Written problem:
Below is a block of records. Copy every line in it that contains the word "aires".
## begin Dataset extract
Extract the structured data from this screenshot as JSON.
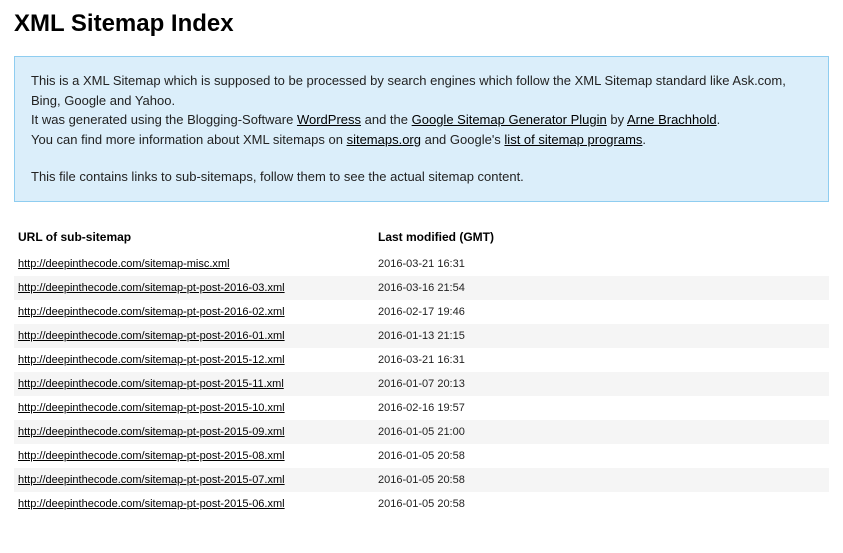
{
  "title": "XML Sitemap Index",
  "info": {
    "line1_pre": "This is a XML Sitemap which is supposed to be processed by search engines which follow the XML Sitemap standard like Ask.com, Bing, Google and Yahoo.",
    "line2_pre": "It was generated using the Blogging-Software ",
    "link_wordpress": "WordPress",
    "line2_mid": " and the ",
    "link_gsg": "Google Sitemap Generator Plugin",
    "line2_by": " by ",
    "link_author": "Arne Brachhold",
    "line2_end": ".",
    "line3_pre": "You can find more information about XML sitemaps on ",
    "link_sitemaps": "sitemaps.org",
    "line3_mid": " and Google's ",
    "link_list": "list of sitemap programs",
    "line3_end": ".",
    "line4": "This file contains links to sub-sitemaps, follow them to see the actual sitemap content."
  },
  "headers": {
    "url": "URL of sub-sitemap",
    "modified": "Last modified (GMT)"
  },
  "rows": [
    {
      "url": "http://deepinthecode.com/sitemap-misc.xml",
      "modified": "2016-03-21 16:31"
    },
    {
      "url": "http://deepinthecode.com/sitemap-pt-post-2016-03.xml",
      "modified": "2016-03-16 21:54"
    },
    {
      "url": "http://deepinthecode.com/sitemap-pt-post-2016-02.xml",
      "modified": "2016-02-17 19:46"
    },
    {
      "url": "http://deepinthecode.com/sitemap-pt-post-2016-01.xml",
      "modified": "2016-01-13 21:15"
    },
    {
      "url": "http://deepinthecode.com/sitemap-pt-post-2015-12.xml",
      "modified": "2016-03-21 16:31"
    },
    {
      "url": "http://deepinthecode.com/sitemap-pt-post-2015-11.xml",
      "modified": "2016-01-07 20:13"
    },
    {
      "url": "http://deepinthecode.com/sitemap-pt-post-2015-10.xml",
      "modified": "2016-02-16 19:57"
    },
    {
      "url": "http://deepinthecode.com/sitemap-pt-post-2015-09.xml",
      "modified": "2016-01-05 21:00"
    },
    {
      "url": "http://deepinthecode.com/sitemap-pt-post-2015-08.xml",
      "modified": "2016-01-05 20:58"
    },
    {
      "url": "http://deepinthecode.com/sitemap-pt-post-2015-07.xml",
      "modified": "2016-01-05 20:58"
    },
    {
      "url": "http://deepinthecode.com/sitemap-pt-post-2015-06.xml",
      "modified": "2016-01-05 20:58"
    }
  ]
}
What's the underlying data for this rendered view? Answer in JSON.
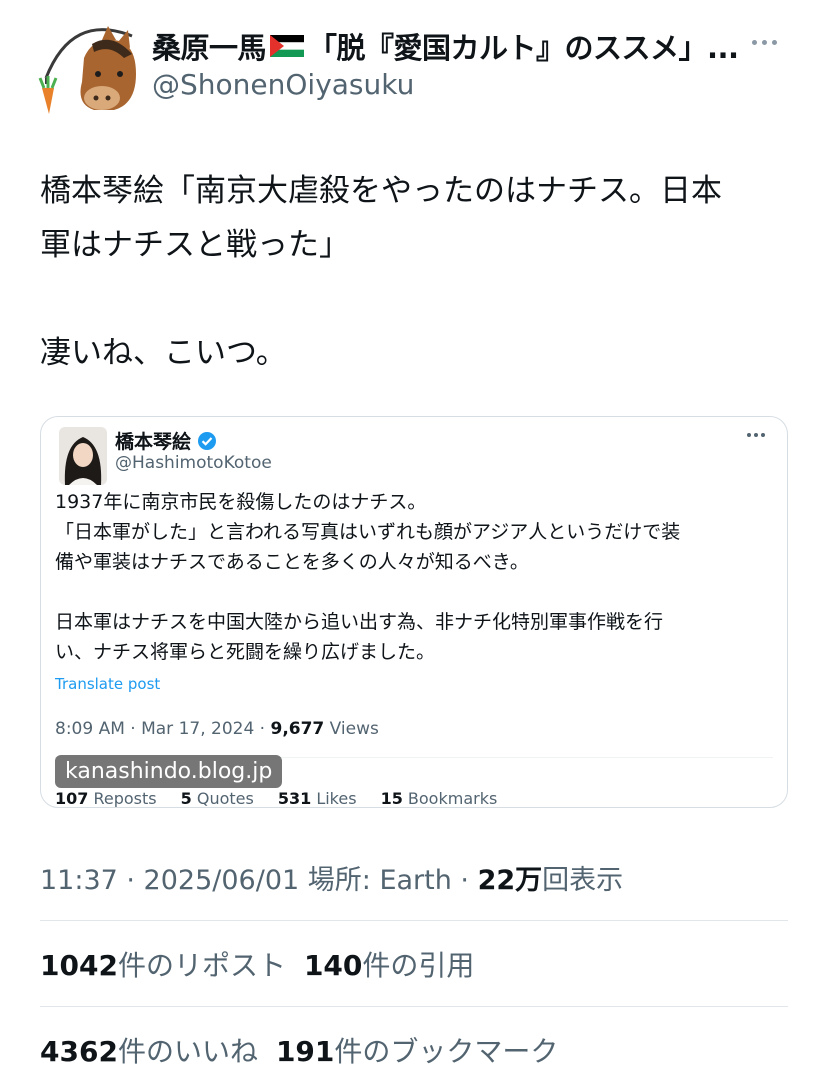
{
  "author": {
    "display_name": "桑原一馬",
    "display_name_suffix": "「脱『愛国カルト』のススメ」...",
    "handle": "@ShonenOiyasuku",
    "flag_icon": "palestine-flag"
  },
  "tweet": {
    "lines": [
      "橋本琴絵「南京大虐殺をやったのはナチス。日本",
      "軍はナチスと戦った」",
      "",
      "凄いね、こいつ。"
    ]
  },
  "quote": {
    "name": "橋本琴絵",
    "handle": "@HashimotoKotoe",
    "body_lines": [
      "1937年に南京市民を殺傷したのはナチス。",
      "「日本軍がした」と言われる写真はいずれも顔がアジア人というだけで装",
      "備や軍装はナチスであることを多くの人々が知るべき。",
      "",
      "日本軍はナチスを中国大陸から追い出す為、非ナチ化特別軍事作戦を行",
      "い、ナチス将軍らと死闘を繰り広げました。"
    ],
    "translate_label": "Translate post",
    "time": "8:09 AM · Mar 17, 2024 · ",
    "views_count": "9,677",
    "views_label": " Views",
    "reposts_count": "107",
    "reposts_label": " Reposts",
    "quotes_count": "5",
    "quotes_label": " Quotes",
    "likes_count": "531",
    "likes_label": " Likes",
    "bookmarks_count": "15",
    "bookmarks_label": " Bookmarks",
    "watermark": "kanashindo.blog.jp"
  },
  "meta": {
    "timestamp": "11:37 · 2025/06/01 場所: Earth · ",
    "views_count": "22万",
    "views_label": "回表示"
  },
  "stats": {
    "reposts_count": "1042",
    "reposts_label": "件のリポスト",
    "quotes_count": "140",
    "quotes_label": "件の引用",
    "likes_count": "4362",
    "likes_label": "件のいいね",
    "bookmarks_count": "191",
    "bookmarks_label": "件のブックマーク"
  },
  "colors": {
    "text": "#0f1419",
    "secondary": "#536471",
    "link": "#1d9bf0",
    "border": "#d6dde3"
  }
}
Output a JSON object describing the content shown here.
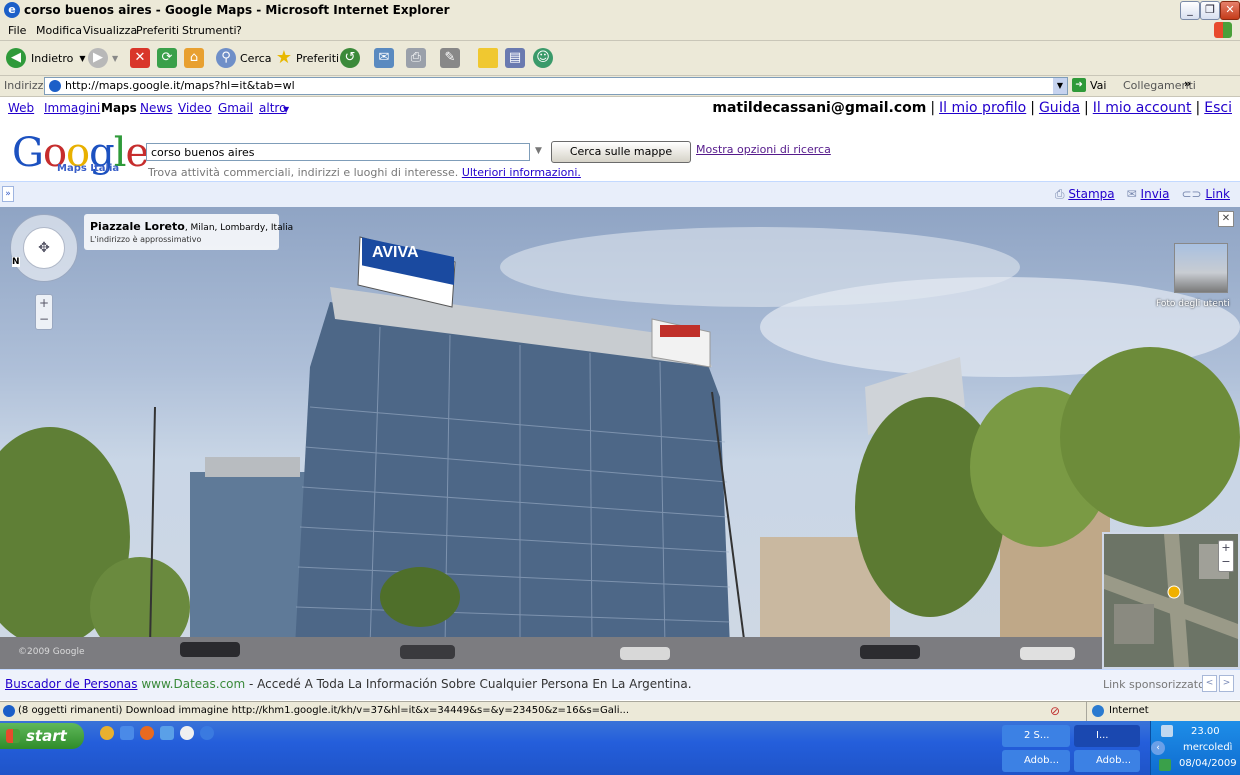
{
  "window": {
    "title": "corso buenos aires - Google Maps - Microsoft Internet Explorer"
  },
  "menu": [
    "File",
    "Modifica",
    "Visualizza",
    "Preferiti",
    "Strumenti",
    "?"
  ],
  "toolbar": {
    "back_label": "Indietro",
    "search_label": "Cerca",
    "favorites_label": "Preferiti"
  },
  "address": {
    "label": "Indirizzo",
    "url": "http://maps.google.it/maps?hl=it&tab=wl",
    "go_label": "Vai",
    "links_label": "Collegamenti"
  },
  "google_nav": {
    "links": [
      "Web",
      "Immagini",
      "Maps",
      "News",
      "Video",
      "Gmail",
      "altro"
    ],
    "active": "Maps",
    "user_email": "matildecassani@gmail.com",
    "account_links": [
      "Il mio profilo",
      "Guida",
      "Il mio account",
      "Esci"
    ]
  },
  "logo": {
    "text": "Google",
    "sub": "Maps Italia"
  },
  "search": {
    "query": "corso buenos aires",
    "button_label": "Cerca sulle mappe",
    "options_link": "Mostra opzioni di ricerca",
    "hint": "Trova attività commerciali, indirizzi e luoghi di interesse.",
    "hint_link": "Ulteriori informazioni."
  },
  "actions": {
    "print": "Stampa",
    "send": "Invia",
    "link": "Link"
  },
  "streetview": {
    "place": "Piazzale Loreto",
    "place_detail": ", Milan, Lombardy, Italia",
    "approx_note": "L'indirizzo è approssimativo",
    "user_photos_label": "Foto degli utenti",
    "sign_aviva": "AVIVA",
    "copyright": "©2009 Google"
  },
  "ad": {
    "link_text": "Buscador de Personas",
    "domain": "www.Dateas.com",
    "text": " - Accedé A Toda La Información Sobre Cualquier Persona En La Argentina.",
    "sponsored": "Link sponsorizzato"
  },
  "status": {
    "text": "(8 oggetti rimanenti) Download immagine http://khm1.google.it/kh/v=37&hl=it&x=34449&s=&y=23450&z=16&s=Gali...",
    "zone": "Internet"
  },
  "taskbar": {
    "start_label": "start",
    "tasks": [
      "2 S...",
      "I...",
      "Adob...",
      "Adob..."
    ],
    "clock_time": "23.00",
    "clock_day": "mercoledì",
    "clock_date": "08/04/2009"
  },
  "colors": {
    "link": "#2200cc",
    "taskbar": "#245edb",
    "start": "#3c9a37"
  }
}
## end Dataset extract
Expected answer:
    "title": "corso buenos aires - Google Maps - Microsoft Internet Explorer"
    "query": "corso buenos aires",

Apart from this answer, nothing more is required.